» Work instructions:
Using the data below, copy each line that includes the word "ensino".

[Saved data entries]
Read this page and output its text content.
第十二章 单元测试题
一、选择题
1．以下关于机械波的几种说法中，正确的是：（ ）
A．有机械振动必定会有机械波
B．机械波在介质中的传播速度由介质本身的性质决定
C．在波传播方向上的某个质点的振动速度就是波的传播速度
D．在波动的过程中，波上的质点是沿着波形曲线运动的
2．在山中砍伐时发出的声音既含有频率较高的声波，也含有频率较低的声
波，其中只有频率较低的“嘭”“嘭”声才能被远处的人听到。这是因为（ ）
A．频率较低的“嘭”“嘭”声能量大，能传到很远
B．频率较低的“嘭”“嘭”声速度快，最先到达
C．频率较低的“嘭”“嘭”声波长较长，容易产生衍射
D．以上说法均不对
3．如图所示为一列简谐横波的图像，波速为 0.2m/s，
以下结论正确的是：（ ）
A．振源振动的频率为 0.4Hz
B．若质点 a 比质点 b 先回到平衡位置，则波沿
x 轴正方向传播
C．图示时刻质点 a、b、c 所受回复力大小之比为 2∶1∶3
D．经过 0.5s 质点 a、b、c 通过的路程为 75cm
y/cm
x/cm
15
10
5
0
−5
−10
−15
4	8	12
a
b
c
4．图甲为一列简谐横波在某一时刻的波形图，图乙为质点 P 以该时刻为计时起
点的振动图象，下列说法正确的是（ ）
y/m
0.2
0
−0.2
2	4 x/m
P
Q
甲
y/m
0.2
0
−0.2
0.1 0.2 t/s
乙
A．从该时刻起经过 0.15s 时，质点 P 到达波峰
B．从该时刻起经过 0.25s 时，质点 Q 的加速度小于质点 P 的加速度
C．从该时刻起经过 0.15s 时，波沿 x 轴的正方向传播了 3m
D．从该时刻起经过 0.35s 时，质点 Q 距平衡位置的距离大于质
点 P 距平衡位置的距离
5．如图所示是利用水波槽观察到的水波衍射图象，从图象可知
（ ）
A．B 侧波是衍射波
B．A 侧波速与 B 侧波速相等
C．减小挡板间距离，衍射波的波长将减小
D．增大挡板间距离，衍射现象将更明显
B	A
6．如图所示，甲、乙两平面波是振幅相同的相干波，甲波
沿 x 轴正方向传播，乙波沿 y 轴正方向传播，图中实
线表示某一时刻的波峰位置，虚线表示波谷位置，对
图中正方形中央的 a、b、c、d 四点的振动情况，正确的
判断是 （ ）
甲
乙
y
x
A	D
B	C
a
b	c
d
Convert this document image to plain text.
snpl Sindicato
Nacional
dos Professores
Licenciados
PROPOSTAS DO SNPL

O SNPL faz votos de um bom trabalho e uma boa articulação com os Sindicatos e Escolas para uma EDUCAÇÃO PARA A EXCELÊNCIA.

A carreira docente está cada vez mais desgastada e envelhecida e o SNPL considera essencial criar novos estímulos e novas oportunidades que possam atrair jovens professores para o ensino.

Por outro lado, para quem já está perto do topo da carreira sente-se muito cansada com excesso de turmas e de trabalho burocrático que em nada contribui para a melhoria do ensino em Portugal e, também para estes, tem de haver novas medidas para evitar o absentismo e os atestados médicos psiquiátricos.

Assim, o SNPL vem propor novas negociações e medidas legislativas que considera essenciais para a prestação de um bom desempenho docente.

» Solved problem:
A carreira docente está cada vez mais desgastada e envelhecida e o SNPL considera essencial criar novos estímulos e novas oportunidades que possam atrair jovens professores para o ensino.
Por outro lado, para quem já está perto do topo da carreira sente-se muito cansada com excesso de turmas e de trabalho burocrático que em nada contribui para a melhoria do ensino em Portugal e, também para estes, tem de haver novas medidas para evitar o absentismo e os atestados médicos psiquiátricos.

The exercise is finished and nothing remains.